___ Provided text ___

Wim Houtman, Arts and Religion Editor
Nederlands Dagblad interview 2005


1. How did 9/11 strike you, having written “September Strike” seven or eight years previously?

My son, Stephen, who lives on the East Coast, called me immediately after the first plane went into one of the Twin Towers in NYC (he had been watching one of the morning television shows; his time zone is three hours later than ours). He first thought it was simply a terrible accident. As Dixie and I turned on the television, I could see it was clear and sunny that day in New York City. Not a cloud visible in the sky. Such an “accident” seemed impossible to me. I said to him, “That has to be a terrorist.” Just then we watched the second airplane drive its way through the second Tower and, of course, the rest is part of one of the world’s tragic historical events.

2. Where did you get the idea for this co-ordinated, simultaneous terrorist action targeted against the US?

The basic plot for Without Warning was first formulated while I was in Tel Aviv. Two boatloads of terrorists landed just south of the city, intent on waging a suicide attack on a hotel similar to the one in which we were staying, killing as many tourists as possible. I began then to think about the day when (not “if”) terrorists would eventually come to America and how vulnerable we were to such attacks.

3. Had you seen 9/11 coming in any way?

Since, in my view, the terrorism we face today has a radical religious base, mixed with politics, I began to think how vulnerable the American church would be to such an attack. Without Warning was first published in 1994 under the title, September Strike. When Kregel’s staff read the book, they were struck with how the story almost prophetically paralleled the 9/11 attack and subsequent events. However, they chose not to use the same title out of respect to 9/11 and its victims.

4. In other ways your story is clearly pre-9/11: your terrorists are Palestinians, not al-Qaeda or similar groups, and they are into “old-fashion” hostage-taking, not suicide attacks. Did you consider rewriting it?

___ Provided information ___

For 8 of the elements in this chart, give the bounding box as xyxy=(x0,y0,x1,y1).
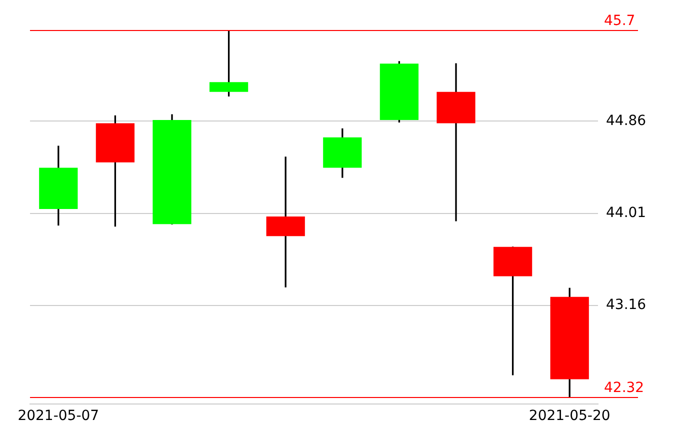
y-tick-label: 44.01 xyxy=(606,204,646,221)
y-tick-label: 44.86 xyxy=(606,112,646,129)
ref-line-label: 42.32 xyxy=(604,380,644,396)
candlestick xyxy=(436,63,476,222)
x-tick-label: 2021-05-07 xyxy=(18,408,100,424)
x-tick-label: 2021-05-20 xyxy=(528,408,610,424)
y-tick-label: 43.16 xyxy=(606,297,646,314)
ref-line-label: 45.7 xyxy=(604,13,636,30)
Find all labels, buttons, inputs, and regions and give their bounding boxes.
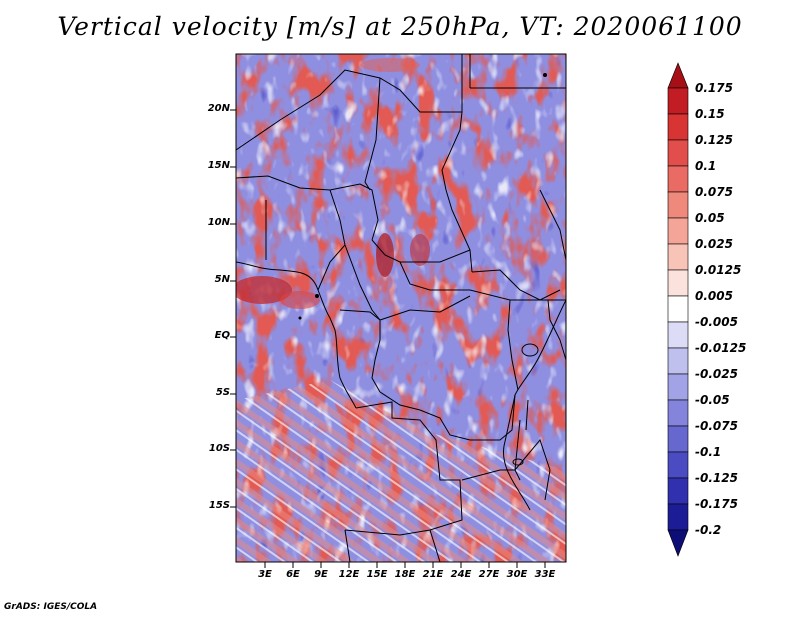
- colorbar-label: 0.025: [695, 237, 733, 251]
- latitude-label: 15S: [208, 500, 230, 511]
- colorbar-label: 0.175: [695, 81, 733, 95]
- longitude-label: 27E: [478, 569, 500, 580]
- updraft-north: [360, 58, 420, 72]
- colorbar-label: 0.075: [695, 185, 733, 199]
- longitude-label: 30E: [506, 569, 528, 580]
- colorbar-box: [667, 87, 689, 115]
- latitude-label: 5S: [215, 387, 230, 398]
- colorbar-label: -0.05: [695, 393, 730, 407]
- longitude-label: 15E: [366, 569, 388, 580]
- colorbar-label: -0.0125: [695, 341, 747, 355]
- convection-core-central-east: [410, 234, 430, 266]
- map-frame: [235, 53, 567, 563]
- latitude-label: 5N: [214, 274, 230, 285]
- colorbar-label: -0.2: [695, 523, 722, 537]
- colorbar-label: -0.005: [695, 315, 738, 329]
- islands: [298, 73, 547, 320]
- colorbar-box: [667, 191, 689, 219]
- latitude-label: EQ: [214, 330, 230, 341]
- colorbar-box: [667, 217, 689, 245]
- longitude-label: 9E: [314, 569, 328, 580]
- colorbar-label: -0.175: [695, 497, 738, 511]
- colorbar-top-triangle: [667, 62, 689, 89]
- colorbar-box: [667, 503, 689, 531]
- longitude-label: 3E: [258, 569, 272, 580]
- latitude-label: 15N: [207, 160, 230, 171]
- longitude-label: 18E: [394, 569, 416, 580]
- country-boundaries: [236, 54, 566, 562]
- colorbar-bottom-triangle: [667, 529, 689, 557]
- wave-band-region: [236, 380, 566, 562]
- colorbar-label: 0.0125: [695, 263, 742, 277]
- latitude-label: 20N: [207, 103, 230, 114]
- colorbar-label: -0.075: [695, 419, 738, 433]
- colorbar-box: [667, 477, 689, 505]
- colorbar-label: 0.05: [695, 211, 725, 225]
- colorbar-box: [667, 373, 689, 401]
- colorbar-label: 0.125: [695, 133, 733, 147]
- latitude-ticks: [230, 109, 236, 508]
- longitude-label: 12E: [338, 569, 360, 580]
- colorbar-box: [667, 113, 689, 141]
- colorbar-label: 0.15: [695, 107, 725, 121]
- colorbar-box: [667, 399, 689, 427]
- colorbar-box: [667, 139, 689, 167]
- longitude-label: 33E: [534, 569, 556, 580]
- longitude-label: 6E: [286, 569, 300, 580]
- map-panel: [236, 54, 566, 562]
- colorbar-label: 0.1: [695, 159, 717, 173]
- colorbar-box: [667, 165, 689, 193]
- colorbar-box: [667, 243, 689, 271]
- longitude-ticks: [264, 562, 546, 568]
- colorbar-label: 0.005: [695, 289, 733, 303]
- grads-credit: GrADS: IGES/COLA: [4, 602, 98, 612]
- colorbar-box: [667, 425, 689, 453]
- colorbar-label: -0.025: [695, 367, 738, 381]
- convection-core-gulf-east: [280, 291, 320, 309]
- latitude-label: 10N: [207, 217, 230, 228]
- colorbar-box: [667, 295, 689, 323]
- colorbar: [667, 62, 689, 557]
- latitude-label: 10S: [208, 443, 230, 454]
- colorbar-label: -0.1: [695, 445, 722, 459]
- colorbar-box: [667, 347, 689, 375]
- colorbar-box: [667, 321, 689, 349]
- convection-core-gulf: [236, 276, 292, 304]
- colorbar-box: [667, 269, 689, 297]
- colorbar-box: [667, 451, 689, 479]
- colorbar-label: -0.125: [695, 471, 738, 485]
- chart-title: Vertical velocity [m/s] at 250hPa, VT: 2…: [57, 12, 743, 41]
- longitude-label: 24E: [450, 569, 472, 580]
- longitude-label: 21E: [422, 569, 444, 580]
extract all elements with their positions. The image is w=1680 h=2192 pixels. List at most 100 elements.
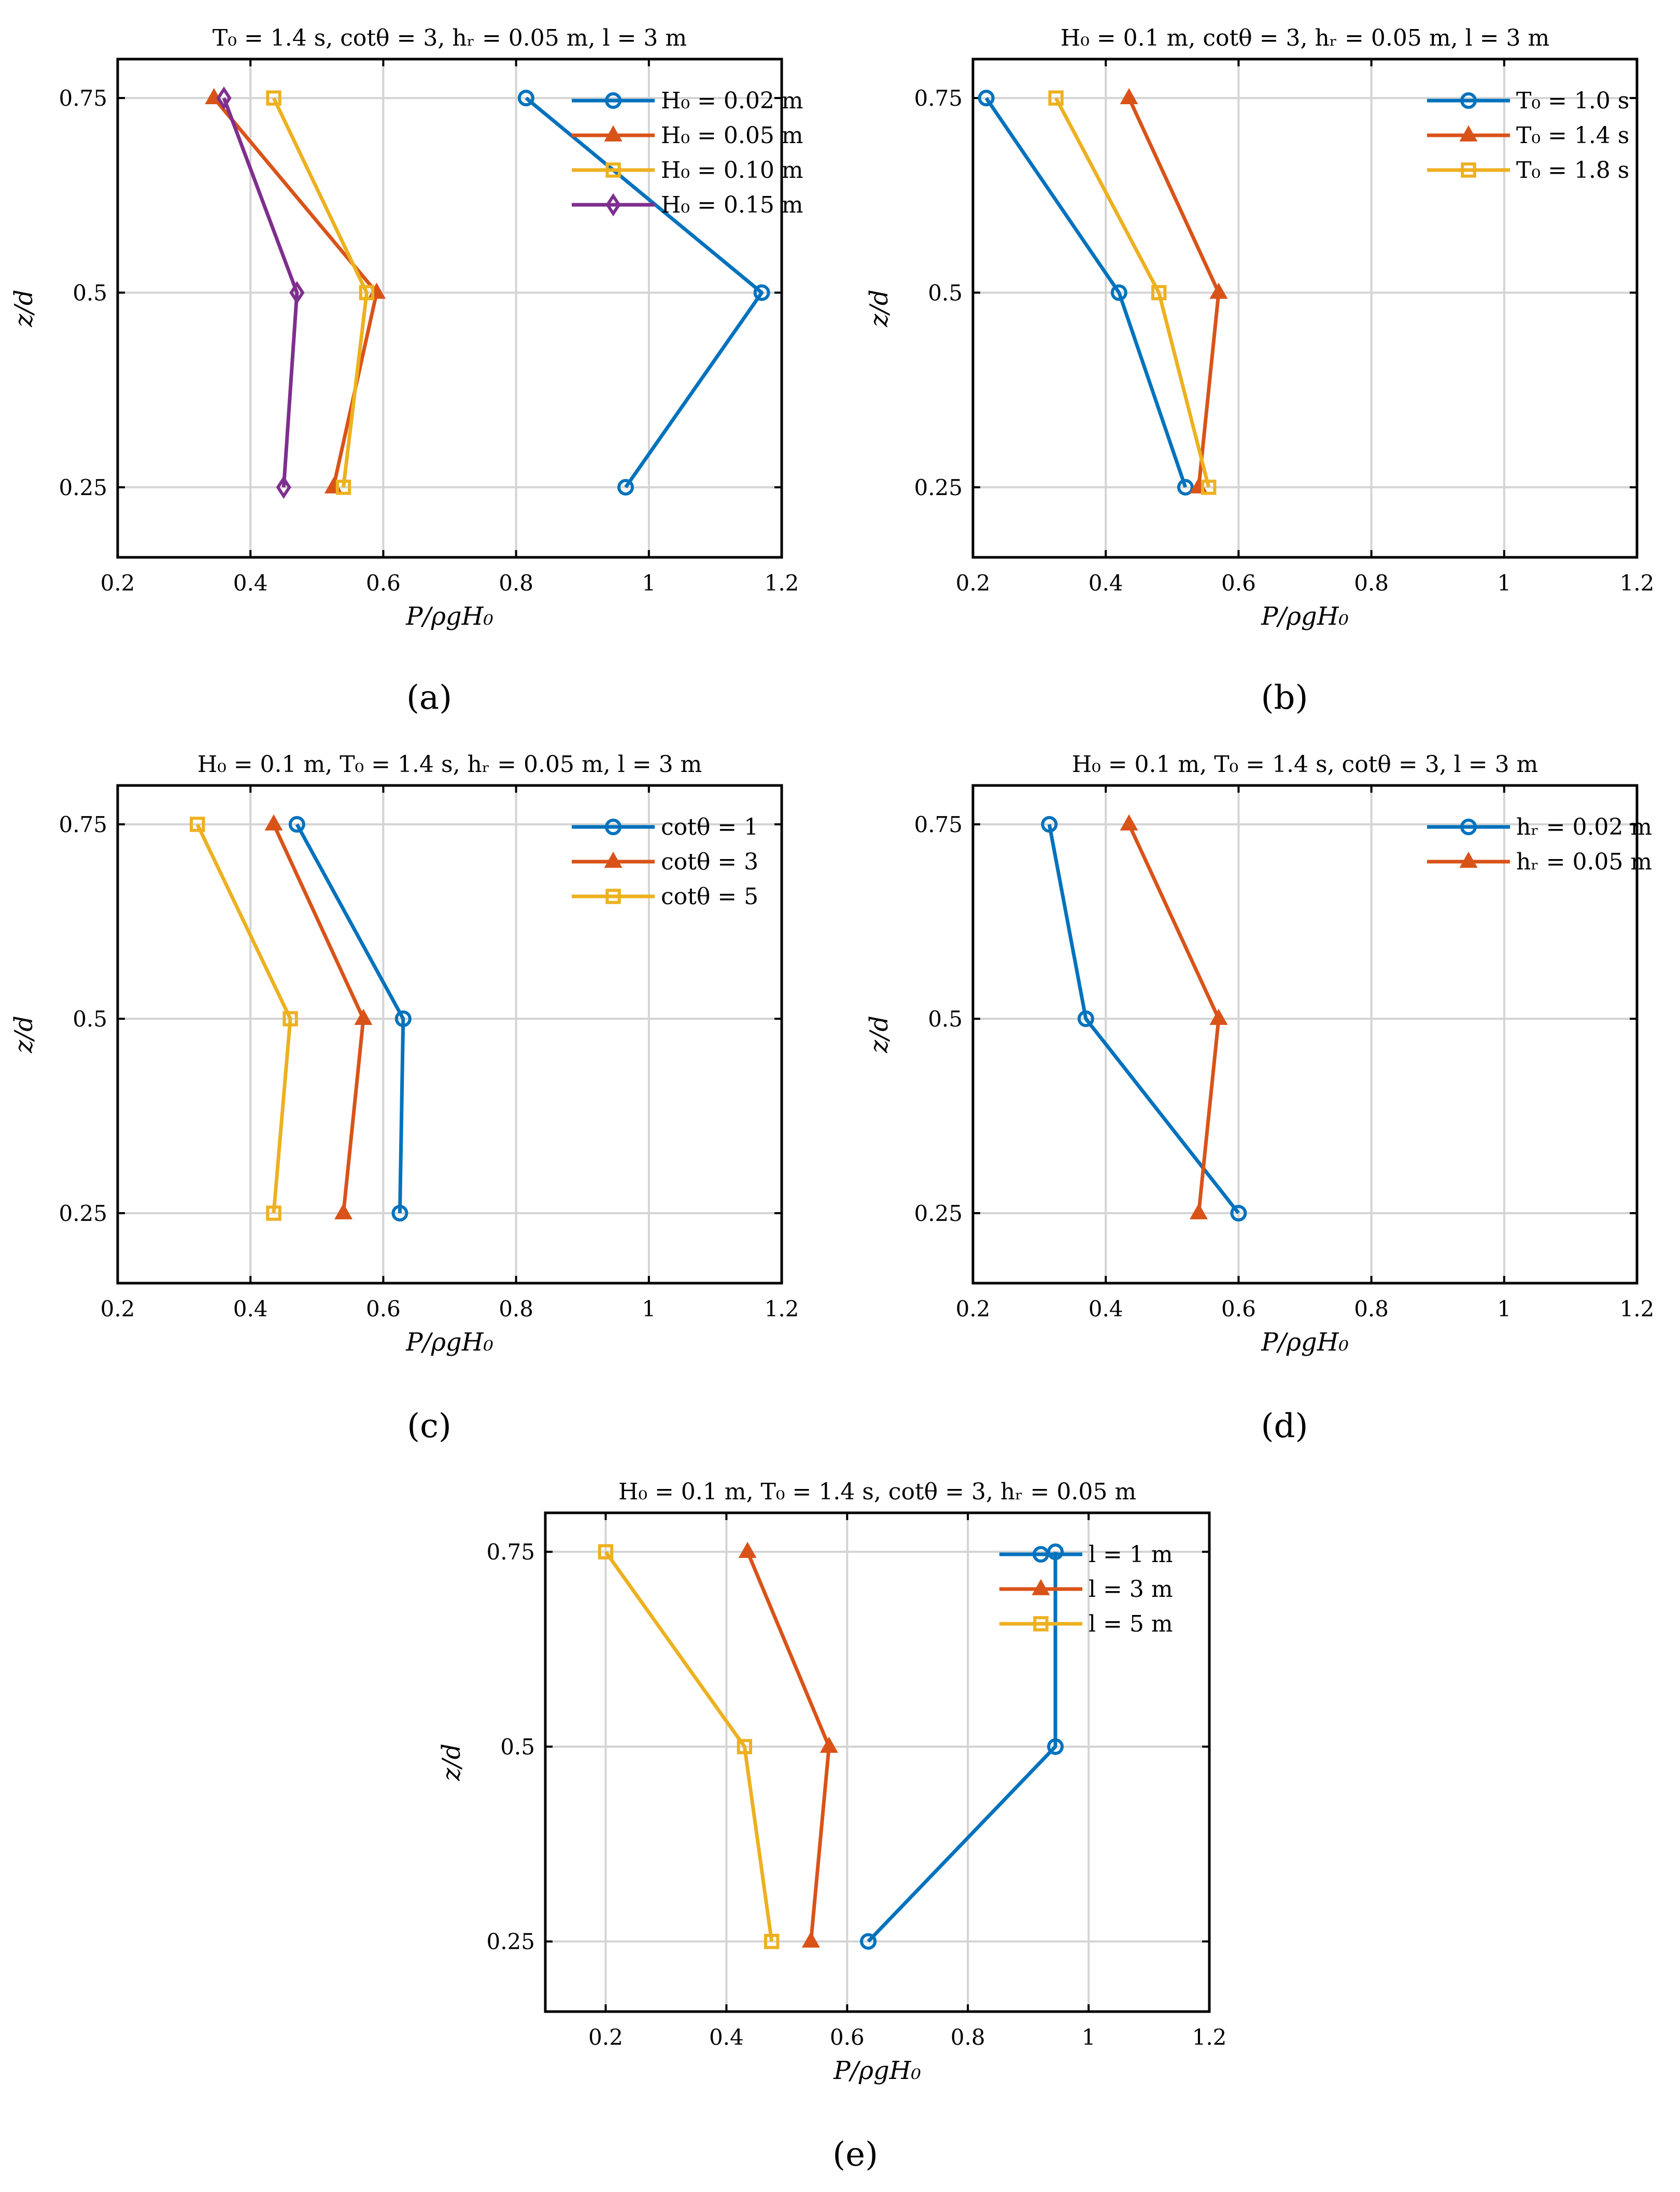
legend-marker [1032, 1579, 1050, 1595]
series-2 [264, 814, 373, 1219]
series-line [1047, 824, 1240, 1215]
data-point [1041, 816, 1058, 833]
legend-label: hᵣ = 0.05 m [1516, 849, 1652, 875]
series-1 [978, 90, 1194, 496]
data-point [1120, 88, 1138, 104]
y-tick-label: 0.5 [928, 1006, 963, 1032]
y-axis-label: z/d [865, 289, 894, 327]
series-1 [517, 90, 770, 496]
x-tick-label: 1.2 [1620, 570, 1655, 596]
series-3 [190, 817, 298, 1221]
legend-label: l = 3 m [1089, 1576, 1173, 1603]
y-tick-label: 0.75 [914, 812, 963, 837]
series-2 [738, 1541, 838, 1948]
legend-label: cotθ = 1 [661, 814, 758, 840]
x-tick-label: 1.2 [765, 570, 799, 596]
data-point [266, 90, 281, 106]
legend: cotθ = 1 cotθ = 3 cotθ = 5 [572, 814, 758, 910]
y-axis-label: z/d [865, 1016, 894, 1053]
data-point [738, 1541, 757, 1558]
series-line [222, 97, 299, 488]
x-axis-label: P/ρgH₀ [405, 1328, 493, 1357]
legend-label: H₀ = 0.15 m [661, 192, 803, 218]
x-tick-label: 0.2 [101, 570, 135, 596]
series-line [525, 96, 764, 488]
data-point [1177, 479, 1194, 496]
data-point [737, 1739, 752, 1754]
x-tick-label: 0.4 [233, 570, 268, 596]
y-tick-label: 0.75 [59, 812, 107, 837]
x-tick-label: 0.6 [1221, 1296, 1256, 1322]
y-axis-label: z/d [9, 289, 38, 327]
legend-marker [605, 193, 621, 217]
legend-marker [1459, 125, 1478, 142]
x-tick-label: 1.2 [1620, 1296, 1655, 1322]
y-tick-label: 0.5 [500, 1734, 535, 1760]
data-point [1209, 283, 1228, 299]
y-tick-label: 0.25 [486, 1929, 535, 1955]
x-tick-label: 1 [642, 570, 656, 596]
legend-label: H₀ = 0.05 m [661, 122, 803, 149]
legend-marker [1460, 819, 1477, 835]
x-tick-label: 0.4 [233, 1296, 268, 1322]
data-point [266, 1205, 281, 1221]
axes-frame [544, 1511, 1211, 2013]
series-2 [1120, 88, 1228, 494]
data-point [617, 479, 634, 496]
y-tick-label: 0.75 [486, 1539, 535, 1565]
legend-marker [1459, 851, 1478, 868]
series-line [295, 823, 405, 1214]
x-tick-label: 1 [1497, 570, 1511, 596]
panel-caption: (c) [407, 1407, 451, 1445]
panel-b: 0.2 0.4 0.6 0.8 1 1.2 0.25 0.5 0.75 H₀ = 0.1 m, c… [865, 25, 1654, 717]
data-point [276, 475, 291, 499]
x-tick-label: 0.6 [366, 570, 401, 596]
y-tick-label: 0.75 [914, 86, 963, 111]
data-point [391, 1205, 408, 1221]
data-point [394, 1010, 412, 1027]
x-tick-label: 0.2 [956, 570, 991, 596]
legend: hᵣ = 0.02 m hᵣ = 0.05 m [1427, 814, 1652, 875]
x-tick-label: 1.2 [1192, 2025, 1227, 2050]
data-point [517, 90, 534, 107]
data-point [354, 1008, 373, 1025]
data-point [289, 281, 305, 304]
x-tick-label: 0.6 [366, 1296, 401, 1322]
series-1 [1041, 816, 1247, 1221]
chart-title: H₀ = 0.1 m, T₀ = 1.4 s, hᵣ = 0.05 m, l =… [197, 751, 702, 778]
legend: l = 1 m l = 3 m l = 5 m [999, 1541, 1173, 1637]
panel-caption: (e) [832, 2135, 878, 2174]
panel-caption: (a) [406, 679, 452, 717]
legend-marker [605, 92, 622, 109]
x-tick-label: 1 [642, 1296, 656, 1322]
series-line [604, 1551, 774, 1942]
panel-a: 0.2 0.4 0.6 0.8 1 1.2 0.25 0.5 0.75 T₀ = 1.4 s, c… [9, 25, 803, 717]
data-point [335, 480, 351, 495]
x-tick-label: 0.2 [956, 1296, 991, 1322]
data-point [334, 1203, 353, 1219]
data-point [978, 90, 995, 107]
data-point [860, 1933, 877, 1950]
legend-label: l = 1 m [1089, 1541, 1173, 1568]
chart-title: H₀ = 0.1 m, T₀ = 1.4 s, cotθ = 3, l = 3 … [1072, 751, 1538, 778]
y-tick-label: 0.5 [928, 280, 963, 305]
series-line [1054, 97, 1211, 488]
y-axis-label: z/d [437, 1744, 466, 1781]
legend-marker [605, 889, 621, 904]
x-tick-label: 0.4 [1089, 570, 1123, 596]
x-tick-label: 0.8 [1354, 1296, 1389, 1322]
y-tick-label: 0.25 [59, 475, 107, 500]
chart-title: H₀ = 0.1 m, cotθ = 3, hᵣ = 0.05 m, l = 3… [1061, 25, 1549, 51]
y-tick-label: 0.25 [914, 1201, 963, 1226]
data-point [1230, 1205, 1247, 1221]
x-tick-label: 0.6 [1221, 570, 1256, 596]
x-axis-label: P/ρgH₀ [405, 602, 493, 631]
series-4 [216, 86, 305, 499]
axes-frame [116, 784, 783, 1285]
chart-title: T₀ = 1.4 s, cotθ = 3, hᵣ = 0.05 m, l = 3… [213, 25, 687, 51]
x-tick-label: 1.2 [765, 1296, 799, 1322]
legend-label: cotθ = 3 [661, 849, 758, 875]
data-point [1120, 814, 1138, 831]
x-tick-label: 0.8 [499, 1296, 533, 1322]
x-tick-label: 1 [1497, 1296, 1511, 1322]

___

# [Task requirements]
#1 In the Nederlands Dagblad interview, under what title was Without Warning first published?
#2 List every person named in the Nederlands Dagblad interview.
#3 Write the next part of the Nederlands Dagblad interview, picking up right after its last sentence.

# [Exercise answers]
#1 September Strike.

#2 Wim Houtman, Stephen, Dixie

#3
Terrorists and their methods are unfortunately everywhere and timeless. The terrorism threat is still very much alive among the radical Palestinian movements mentioned in Without Warning. In Israel and its immediate neighbors, al-Qaeda has not been as overtly influential as other groups that have operated in the region for some time. Of course, terrorism tends to be an ever-changing moving target. Hostage taking may not be as “old-fashioned” as you may think. Numerous hostage events continue to occur in Iraq, the Philippines, and elsewhere. Even airplane hostage-taking efforts have been thwarted since 9/11. Terrorists seem to have few scruples when it comes to the taking of innocent life.

5. Do I detect a hint of sympathy for Palestinians, even terrorists?

I am sympathetic regarding the Palestinian people, just as I am toward Israelies. I hope for them to have the opportunity to build a good life and live peaceably as neighbors. But, while I do see them as human beings with feelings, passions, and ideals, albeit misguided ones, I have no sympathy for terrorists or terrorism, whatever their stripe may be. However, I do respect the way love, courage, and compassion can be manifested in human beings of any ethnic or racial group, even when caught up in the surrounding madness of terrorist tyranny. Within every people group there are many loving and caring human beings who are simply trapped in the political and religious hatred smoldering around them.

6. American Evangelical Christians by and large seem very much with Bush in his “war on terror”, wondering what on earth America has done to the world and why they are so “against us”. How do you feel about that attitude?

In general, American Evangelical Christians are supportive of President Bush, though not on every issue. He is seen by most as a man whose Christian faith is much more than a religious position taken for political purposes and is viewed as one who confesses a genuine faith-based relationship with Jesus Christ. Beyond this, he firmly believes that every individual should have the freedom to choose their leaders and not live under the forced tyranny of dictatorship. My personal opinion is that the President may have underestimated the underbelly of hatred and fanaticism that feeds radical Islamists, but in retrospect, that could be said of many. It does appear that today’s “American” is yesterday”s “Jew” when it comes to the hatred barometer. I am saddened by it, but not surprised. Throughout history, freedom has come at a terrible price—to your fathers as well as ours.

7. How do you see the terrorist threat today?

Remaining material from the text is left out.